◆ INPUT FOR THIS TASK:
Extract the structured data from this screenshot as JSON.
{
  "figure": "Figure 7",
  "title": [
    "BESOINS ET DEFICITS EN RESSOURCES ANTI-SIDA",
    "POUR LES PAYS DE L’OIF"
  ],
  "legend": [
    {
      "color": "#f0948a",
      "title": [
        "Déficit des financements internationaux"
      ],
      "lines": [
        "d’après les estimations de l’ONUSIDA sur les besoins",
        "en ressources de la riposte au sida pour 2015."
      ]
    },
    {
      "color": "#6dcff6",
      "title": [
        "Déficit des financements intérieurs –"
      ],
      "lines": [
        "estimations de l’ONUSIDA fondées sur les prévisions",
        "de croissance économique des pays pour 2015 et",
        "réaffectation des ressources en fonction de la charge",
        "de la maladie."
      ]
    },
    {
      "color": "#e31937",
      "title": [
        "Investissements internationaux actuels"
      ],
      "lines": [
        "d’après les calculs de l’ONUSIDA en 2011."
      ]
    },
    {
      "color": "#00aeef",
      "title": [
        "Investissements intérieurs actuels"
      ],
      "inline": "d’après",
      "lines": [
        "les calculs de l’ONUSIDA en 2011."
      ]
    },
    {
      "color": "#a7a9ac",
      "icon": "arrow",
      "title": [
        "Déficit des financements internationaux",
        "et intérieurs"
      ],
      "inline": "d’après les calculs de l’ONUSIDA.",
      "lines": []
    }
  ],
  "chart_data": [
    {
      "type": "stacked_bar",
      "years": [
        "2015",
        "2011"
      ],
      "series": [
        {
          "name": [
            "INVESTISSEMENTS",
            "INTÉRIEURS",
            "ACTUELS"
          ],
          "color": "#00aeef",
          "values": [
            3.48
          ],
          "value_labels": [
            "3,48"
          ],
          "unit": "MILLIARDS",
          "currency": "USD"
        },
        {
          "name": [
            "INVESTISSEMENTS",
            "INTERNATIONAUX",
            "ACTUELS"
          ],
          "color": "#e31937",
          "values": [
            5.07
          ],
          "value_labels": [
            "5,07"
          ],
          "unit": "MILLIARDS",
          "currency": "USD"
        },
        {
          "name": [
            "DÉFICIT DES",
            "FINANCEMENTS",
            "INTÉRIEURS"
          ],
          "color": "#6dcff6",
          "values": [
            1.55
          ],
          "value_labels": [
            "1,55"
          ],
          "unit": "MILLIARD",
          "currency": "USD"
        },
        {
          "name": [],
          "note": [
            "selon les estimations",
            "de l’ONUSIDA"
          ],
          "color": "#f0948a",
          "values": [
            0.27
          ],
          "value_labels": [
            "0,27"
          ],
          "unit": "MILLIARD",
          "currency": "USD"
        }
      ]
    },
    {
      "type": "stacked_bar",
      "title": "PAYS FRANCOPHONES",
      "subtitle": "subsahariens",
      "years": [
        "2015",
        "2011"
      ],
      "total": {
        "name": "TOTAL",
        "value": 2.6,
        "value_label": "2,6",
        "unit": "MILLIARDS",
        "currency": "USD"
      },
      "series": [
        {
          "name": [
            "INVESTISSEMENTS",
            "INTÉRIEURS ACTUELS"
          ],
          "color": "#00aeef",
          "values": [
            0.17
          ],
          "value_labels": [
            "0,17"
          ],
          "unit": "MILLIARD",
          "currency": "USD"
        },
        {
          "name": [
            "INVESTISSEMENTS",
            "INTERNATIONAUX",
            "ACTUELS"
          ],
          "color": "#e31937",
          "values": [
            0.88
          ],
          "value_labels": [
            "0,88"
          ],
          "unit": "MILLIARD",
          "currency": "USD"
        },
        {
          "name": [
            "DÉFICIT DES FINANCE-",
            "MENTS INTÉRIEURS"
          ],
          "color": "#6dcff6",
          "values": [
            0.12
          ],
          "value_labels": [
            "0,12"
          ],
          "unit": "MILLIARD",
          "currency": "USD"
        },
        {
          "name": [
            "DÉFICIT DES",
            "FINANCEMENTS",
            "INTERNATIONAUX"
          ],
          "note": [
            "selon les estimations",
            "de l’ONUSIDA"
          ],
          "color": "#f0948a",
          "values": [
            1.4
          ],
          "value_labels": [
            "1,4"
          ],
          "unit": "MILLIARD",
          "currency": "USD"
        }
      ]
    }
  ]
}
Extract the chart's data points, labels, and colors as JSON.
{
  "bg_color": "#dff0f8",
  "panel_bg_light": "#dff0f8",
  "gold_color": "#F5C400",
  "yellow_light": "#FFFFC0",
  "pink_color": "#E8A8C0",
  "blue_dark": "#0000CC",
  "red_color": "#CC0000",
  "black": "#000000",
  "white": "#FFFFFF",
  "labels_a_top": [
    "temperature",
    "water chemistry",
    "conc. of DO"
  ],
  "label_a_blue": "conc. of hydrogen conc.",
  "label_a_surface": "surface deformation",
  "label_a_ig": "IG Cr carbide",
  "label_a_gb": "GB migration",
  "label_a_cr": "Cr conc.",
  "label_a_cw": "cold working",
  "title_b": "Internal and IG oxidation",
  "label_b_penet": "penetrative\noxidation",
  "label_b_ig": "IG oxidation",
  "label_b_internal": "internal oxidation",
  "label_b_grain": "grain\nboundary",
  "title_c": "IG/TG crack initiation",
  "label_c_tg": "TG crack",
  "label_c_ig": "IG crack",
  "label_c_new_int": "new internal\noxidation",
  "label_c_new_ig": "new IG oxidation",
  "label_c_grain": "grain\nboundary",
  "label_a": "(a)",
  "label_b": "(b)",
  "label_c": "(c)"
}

◆ PROBLEM: Write out the full listing exactly as given.

◆ ANSWER FOR THIS EXERCISE:
Extract the structured data from this screenshot as JSON.
{
  "figure": "Figure 7",
  "title": [
    "BESOINS ET DEFICITS EN RESSOURCES ANTI-SIDA",
    "POUR LES PAYS DE L’OIF"
  ],
  "legend": [
    {
      "color": "#f0948a",
      "title": [
        "Déficit des financements internationaux"
      ],
      "lines": [
        "d’après les estimations de l’ONUSIDA sur les besoins",
        "en ressources de la riposte au sida pour 2015."
      ]
    },
    {
      "color": "#6dcff6",
      "title": [
        "Déficit des financements intérieurs –"
      ],
      "lines": [
        "estimations de l’ONUSIDA fondées sur les prévisions",
        "de croissance économique des pays pour 2015 et",
        "réaffectation des ressources en fonction de la charge",
        "de la maladie."
      ]
    },
    {
      "color": "#e31937",
      "title": [
        "Investissements internationaux actuels"
      ],
      "lines": [
        "d’après les calculs de l’ONUSIDA en 2011."
      ]
    },
    {
      "color": "#00aeef",
      "title": [
        "Investissements intérieurs actuels"
      ],
      "inline": "d’après",
      "lines": [
        "les calculs de l’ONUSIDA en 2011."
      ]
    },
    {
      "color": "#a7a9ac",
      "icon": "arrow",
      "title": [
        "Déficit des financements internationaux",
        "et intérieurs"
      ],
      "inline": "d’après les calculs de l’ONUSIDA.",
      "lines": []
    }
  ],
  "chart_data": [
    {
      "type": "stacked_bar",
      "years": [
        "2015",
        "2011"
      ],
      "series": [
        {
          "name": [
            "INVESTISSEMENTS",
            "INTÉRIEURS",
            "ACTUELS"
          ],
          "color": "#00aeef",
          "values": [
            3.48
          ],
          "value_labels": [
            "3,48"
          ],
          "unit": "MILLIARDS",
          "currency": "USD"
        },
        {
          "name": [
            "INVESTISSEMENTS",
            "INTERNATIONAUX",
            "ACTUELS"
          ],
          "color": "#e31937",
          "values": [
            5.07
          ],
          "value_labels": [
            "5,07"
          ],
          "unit": "MILLIARDS",
          "currency": "USD"
        },
        {
          "name": [
            "DÉFICIT DES",
            "FINANCEMENTS",
            "INTÉRIEURS"
          ],
          "color": "#6dcff6",
          "values": [
            1.55
          ],
          "value_labels": [
            "1,55"
          ],
          "unit": "MILLIARD",
          "currency": "USD"
        },
        {
          "name": [],
          "note": [
            "selon les estimations",
            "de l’ONUSIDA"
          ],
          "color": "#f0948a",
          "values": [
            0.27
          ],
          "value_labels": [
            "0,27"
          ],
          "unit": "MILLIARD",
          "currency": "USD"
        }
      ]
    },
    {
      "type": "stacked_bar",
      "title": "PAYS FRANCOPHONES",
      "subtitle": "subsahariens",
      "years": [
        "2015",
        "2011"
      ],
      "total": {
        "name": "TOTAL",
        "value": 2.6,
        "value_label": "2,6",
        "unit": "MILLIARDS",
        "currency": "USD"
      },
      "series": [
        {
          "name": [
            "INVESTISSEMENTS",
            "INTÉRIEURS ACTUELS"
          ],
          "color": "#00aeef",
          "values": [
            0.17
          ],
          "value_labels": [
            "0,17"
          ],
          "unit": "MILLIARD",
          "currency": "USD"
        },
        {
          "name": [
            "INVESTISSEMENTS",
            "INTERNATIONAUX",
            "ACTUELS"
          ],
          "color": "#e31937",
          "values": [
            0.88
          ],
          "value_labels": [
            "0,88"
          ],
          "unit": "MILLIARD",
          "currency": "USD"
        },
        {
          "name": [
            "DÉFICIT DES FINANCE-",
            "MENTS INTÉRIEURS"
          ],
          "color": "#6dcff6",
          "values": [
            0.12
          ],
          "value_labels": [
            "0,12"
          ],
          "unit": "MILLIARD",
          "currency": "USD"
        },
        {
          "name": [
            "DÉFICIT DES",
            "FINANCEMENTS",
            "INTERNATIONAUX"
          ],
          "note": [
            "selon les estimations",
            "de l’ONUSIDA"
          ],
          "color": "#f0948a",
          "values": [
            1.4
          ],
          "value_labels": [
            "1,4"
          ],
          "unit": "MILLIARD",
          "currency": "USD"
        }
      ]
    }
  ]
}
Extract the chart's data points, labels, and colors as JSON.
{
  "bg_color": "#dff0f8",
  "panel_bg_light": "#dff0f8",
  "gold_color": "#F5C400",
  "yellow_light": "#FFFFC0",
  "pink_color": "#E8A8C0",
  "blue_dark": "#0000CC",
  "red_color": "#CC0000",
  "black": "#000000",
  "white": "#FFFFFF",
  "labels_a_top": [
    "temperature",
    "water chemistry",
    "conc. of DO"
  ],
  "label_a_blue": "conc. of hydrogen conc.",
  "label_a_surface": "surface deformation",
  "label_a_ig": "IG Cr carbide",
  "label_a_gb": "GB migration",
  "label_a_cr": "Cr conc.",
  "label_a_cw": "cold working",
  "title_b": "Internal and IG oxidation",
  "label_b_penet": "penetrative\noxidation",
  "label_b_ig": "IG oxidation",
  "label_b_internal": "internal oxidation",
  "label_b_grain": "grain\nboundary",
  "title_c": "IG/TG crack initiation",
  "label_c_tg": "TG crack",
  "label_c_ig": "IG crack",
  "label_c_new_int": "new internal\noxidation",
  "label_c_new_ig": "new IG oxidation",
  "label_c_grain": "grain\nboundary",
  "label_a": "(a)",
  "label_b": "(b)",
  "label_c": "(c)"
}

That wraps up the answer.